● THE PROBLEM: Scan the data beneath this task and copy each line that includes "What".

● GIVEN RECORDS:
──────────────────────────────
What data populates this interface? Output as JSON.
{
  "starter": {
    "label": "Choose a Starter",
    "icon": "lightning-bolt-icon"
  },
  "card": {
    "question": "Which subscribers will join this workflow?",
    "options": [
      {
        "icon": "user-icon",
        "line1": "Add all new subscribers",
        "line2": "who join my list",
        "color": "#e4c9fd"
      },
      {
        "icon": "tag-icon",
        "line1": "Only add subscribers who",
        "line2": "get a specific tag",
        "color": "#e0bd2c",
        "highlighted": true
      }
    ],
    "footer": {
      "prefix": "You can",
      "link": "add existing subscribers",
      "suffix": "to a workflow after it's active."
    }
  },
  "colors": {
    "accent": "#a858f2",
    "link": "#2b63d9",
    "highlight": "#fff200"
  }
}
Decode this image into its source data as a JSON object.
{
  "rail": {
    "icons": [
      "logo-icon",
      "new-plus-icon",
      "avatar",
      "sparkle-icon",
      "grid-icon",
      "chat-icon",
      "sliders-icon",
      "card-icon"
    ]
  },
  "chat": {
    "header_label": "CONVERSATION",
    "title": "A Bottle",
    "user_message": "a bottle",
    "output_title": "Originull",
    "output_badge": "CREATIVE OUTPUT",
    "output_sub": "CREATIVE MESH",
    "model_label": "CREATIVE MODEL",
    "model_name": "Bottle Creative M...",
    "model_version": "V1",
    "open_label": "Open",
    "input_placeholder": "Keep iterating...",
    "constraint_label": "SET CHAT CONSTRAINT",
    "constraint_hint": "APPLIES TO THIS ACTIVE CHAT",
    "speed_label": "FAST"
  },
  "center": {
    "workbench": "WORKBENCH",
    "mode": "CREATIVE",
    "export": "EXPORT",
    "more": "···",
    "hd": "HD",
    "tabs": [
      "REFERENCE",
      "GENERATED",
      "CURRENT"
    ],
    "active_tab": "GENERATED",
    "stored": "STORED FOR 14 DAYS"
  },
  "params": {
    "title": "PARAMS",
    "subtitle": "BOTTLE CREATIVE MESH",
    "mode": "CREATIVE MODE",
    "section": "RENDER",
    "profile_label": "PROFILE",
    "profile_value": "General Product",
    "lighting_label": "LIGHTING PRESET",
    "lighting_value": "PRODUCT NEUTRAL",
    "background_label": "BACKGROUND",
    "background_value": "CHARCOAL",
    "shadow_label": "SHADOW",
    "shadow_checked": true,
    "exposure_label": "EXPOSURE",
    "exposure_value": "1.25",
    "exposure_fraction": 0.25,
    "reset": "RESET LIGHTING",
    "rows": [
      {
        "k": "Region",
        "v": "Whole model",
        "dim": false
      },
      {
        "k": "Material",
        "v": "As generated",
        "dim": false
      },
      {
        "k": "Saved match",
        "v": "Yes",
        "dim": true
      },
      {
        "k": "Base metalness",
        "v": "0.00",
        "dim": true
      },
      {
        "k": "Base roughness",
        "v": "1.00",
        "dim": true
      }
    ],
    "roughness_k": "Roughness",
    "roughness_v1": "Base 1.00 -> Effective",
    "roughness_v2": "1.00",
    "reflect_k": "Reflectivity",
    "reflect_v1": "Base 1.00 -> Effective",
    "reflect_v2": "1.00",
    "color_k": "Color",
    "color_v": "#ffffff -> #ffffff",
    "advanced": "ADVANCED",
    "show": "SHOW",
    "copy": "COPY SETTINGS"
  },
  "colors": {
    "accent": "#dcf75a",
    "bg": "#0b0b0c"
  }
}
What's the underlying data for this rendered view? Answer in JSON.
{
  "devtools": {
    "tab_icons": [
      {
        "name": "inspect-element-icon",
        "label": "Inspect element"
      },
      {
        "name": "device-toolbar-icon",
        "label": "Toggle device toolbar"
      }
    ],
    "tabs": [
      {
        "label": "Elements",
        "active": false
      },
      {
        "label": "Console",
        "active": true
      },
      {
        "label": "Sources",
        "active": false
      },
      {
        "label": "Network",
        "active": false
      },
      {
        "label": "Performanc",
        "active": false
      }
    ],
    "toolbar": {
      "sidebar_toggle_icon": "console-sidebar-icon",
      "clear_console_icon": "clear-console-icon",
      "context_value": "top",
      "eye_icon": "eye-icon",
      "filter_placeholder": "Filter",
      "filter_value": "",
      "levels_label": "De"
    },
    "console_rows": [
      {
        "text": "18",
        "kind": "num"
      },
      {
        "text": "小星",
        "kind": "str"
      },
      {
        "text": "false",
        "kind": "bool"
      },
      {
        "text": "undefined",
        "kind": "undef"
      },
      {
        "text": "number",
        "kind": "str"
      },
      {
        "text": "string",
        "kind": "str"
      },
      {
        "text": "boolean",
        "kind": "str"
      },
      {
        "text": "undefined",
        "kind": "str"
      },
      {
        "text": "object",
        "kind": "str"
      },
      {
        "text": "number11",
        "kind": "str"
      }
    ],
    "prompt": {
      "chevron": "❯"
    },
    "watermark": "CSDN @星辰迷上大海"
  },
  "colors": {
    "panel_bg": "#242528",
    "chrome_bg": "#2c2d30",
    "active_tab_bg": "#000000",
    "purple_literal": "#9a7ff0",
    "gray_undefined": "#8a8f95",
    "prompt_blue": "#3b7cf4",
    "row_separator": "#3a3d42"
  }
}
──────────────────────────────
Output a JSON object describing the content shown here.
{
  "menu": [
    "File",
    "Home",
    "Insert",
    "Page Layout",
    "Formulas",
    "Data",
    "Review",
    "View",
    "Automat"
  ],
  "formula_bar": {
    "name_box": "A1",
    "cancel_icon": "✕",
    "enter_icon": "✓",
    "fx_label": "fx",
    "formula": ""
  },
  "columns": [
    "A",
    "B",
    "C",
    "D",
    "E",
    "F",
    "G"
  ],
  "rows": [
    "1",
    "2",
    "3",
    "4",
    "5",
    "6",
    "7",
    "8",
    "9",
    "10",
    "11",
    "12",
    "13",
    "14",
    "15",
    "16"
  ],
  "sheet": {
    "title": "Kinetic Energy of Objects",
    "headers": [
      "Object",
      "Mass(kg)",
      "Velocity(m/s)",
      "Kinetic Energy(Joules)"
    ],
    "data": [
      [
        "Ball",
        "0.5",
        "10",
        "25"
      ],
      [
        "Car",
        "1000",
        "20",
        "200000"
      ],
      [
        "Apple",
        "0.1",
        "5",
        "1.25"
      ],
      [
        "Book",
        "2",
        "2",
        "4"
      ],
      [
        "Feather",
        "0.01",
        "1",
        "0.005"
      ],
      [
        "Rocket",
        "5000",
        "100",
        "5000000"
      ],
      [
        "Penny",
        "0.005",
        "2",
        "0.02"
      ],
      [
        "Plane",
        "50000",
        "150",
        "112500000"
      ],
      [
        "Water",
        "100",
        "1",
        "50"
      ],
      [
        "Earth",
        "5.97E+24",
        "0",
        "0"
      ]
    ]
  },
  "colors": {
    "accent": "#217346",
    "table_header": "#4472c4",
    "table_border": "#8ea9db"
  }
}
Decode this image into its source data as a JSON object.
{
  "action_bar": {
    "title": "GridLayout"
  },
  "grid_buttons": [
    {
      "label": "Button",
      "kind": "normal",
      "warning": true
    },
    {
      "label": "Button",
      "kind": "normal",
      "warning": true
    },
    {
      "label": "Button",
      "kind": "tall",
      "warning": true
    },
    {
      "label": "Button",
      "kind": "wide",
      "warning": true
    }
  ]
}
──────────────────────────────
● FULL ANSWER:
What data populates this interface? Output as JSON.
What's the underlying data for this rendered view? Answer in JSON.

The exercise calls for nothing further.